- Excerpt from a dataset:
------------------------------
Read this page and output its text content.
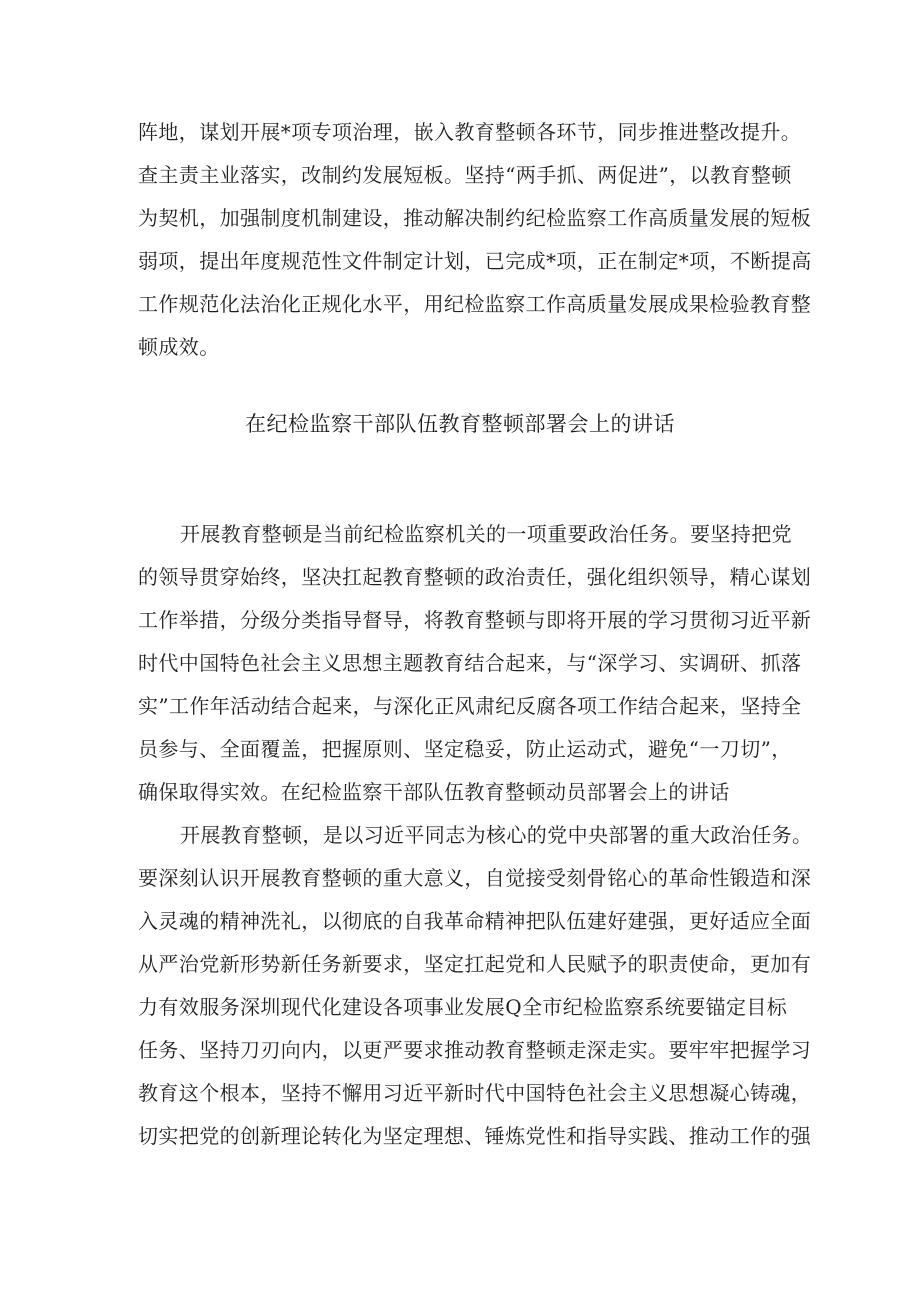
阵地，谋划开展*项专项治理，嵌入教育整顿各环节，同步推进整改提升。
查主责主业落实，改制约发展短板。坚持“两手抓、两促进”，以教育整顿
为契机，加强制度机制建设，推动解决制约纪检监察工作高质量发展的短板
弱项，提出年度规范性文件制定计划，已完成*项，正在制定*项，不断提高
工作规范化法治化正规化水平，用纪检监察工作高质量发展成果检验教育整
顿成效。
在纪检监察干部队伍教育整顿部署会上的讲话
开展教育整顿是当前纪检监察机关的一项重要政治任务。要坚持把党
的领导贯穿始终，坚决扛起教育整顿的政治责任，强化组织领导，精心谋划
工作举措，分级分类指导督导，将教育整顿与即将开展的学习贯彻习近平新
时代中国特色社会主义思想主题教育结合起来，与“深学习、实调研、抓落
实”工作年活动结合起来，与深化正风肃纪反腐各项工作结合起来，坚持全
员参与、全面覆盖，把握原则、坚定稳妥，防止运动式，避免“一刀切”，
确保取得实效。在纪检监察干部队伍教育整顿动员部署会上的讲话
开展教育整顿，是以习近平同志为核心的党中央部署的重大政治任务。
要深刻认识开展教育整顿的重大意义，自觉接受刻骨铭心的革命性锻造和深
入灵魂的精神洗礼，以彻底的自我革命精神把队伍建好建强，更好适应全面
从严治党新形势新任务新要求，坚定扛起党和人民赋予的职责使命，更加有
力有效服务深圳现代化建设各项事业发展Q全市纪检监察系统要锚定目标
任务、坚持刀刃向内，以更严要求推动教育整顿走深走实。要牢牢把握学习
教育这个根本，坚持不懈用习近平新时代中国特色社会主义思想凝心铸魂，
切实把党的创新理论转化为坚定理想、锤炼党性和指导实践、推动工作的强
------------------------------
- REQUIRED WORK:
Without the pictures, return all the records precisely as they stand.

- RIGHT ANSWER:
Read this page and output its text content.
阵地，谋划开展*项专项治理，嵌入教育整顿各环节，同步推进整改提升。
查主责主业落实，改制约发展短板。坚持“两手抓、两促进”，以教育整顿
为契机，加强制度机制建设，推动解决制约纪检监察工作高质量发展的短板
弱项，提出年度规范性文件制定计划，已完成*项，正在制定*项，不断提高
工作规范化法治化正规化水平，用纪检监察工作高质量发展成果检验教育整
顿成效。
在纪检监察干部队伍教育整顿部署会上的讲话
开展教育整顿是当前纪检监察机关的一项重要政治任务。要坚持把党
的领导贯穿始终，坚决扛起教育整顿的政治责任，强化组织领导，精心谋划
工作举措，分级分类指导督导，将教育整顿与即将开展的学习贯彻习近平新
时代中国特色社会主义思想主题教育结合起来，与“深学习、实调研、抓落
实”工作年活动结合起来，与深化正风肃纪反腐各项工作结合起来，坚持全
员参与、全面覆盖，把握原则、坚定稳妥，防止运动式，避免“一刀切”，
确保取得实效。在纪检监察干部队伍教育整顿动员部署会上的讲话
开展教育整顿，是以习近平同志为核心的党中央部署的重大政治任务。
要深刻认识开展教育整顿的重大意义，自觉接受刻骨铭心的革命性锻造和深
入灵魂的精神洗礼，以彻底的自我革命精神把队伍建好建强，更好适应全面
从严治党新形势新任务新要求，坚定扛起党和人民赋予的职责使命，更加有
力有效服务深圳现代化建设各项事业发展Q全市纪检监察系统要锚定目标
任务、坚持刀刃向内，以更严要求推动教育整顿走深走实。要牢牢把握学习
教育这个根本，坚持不懈用习近平新时代中国特色社会主义思想凝心铸魂，
切实把党的创新理论转化为坚定理想、锤炼党性和指导实践、推动工作的强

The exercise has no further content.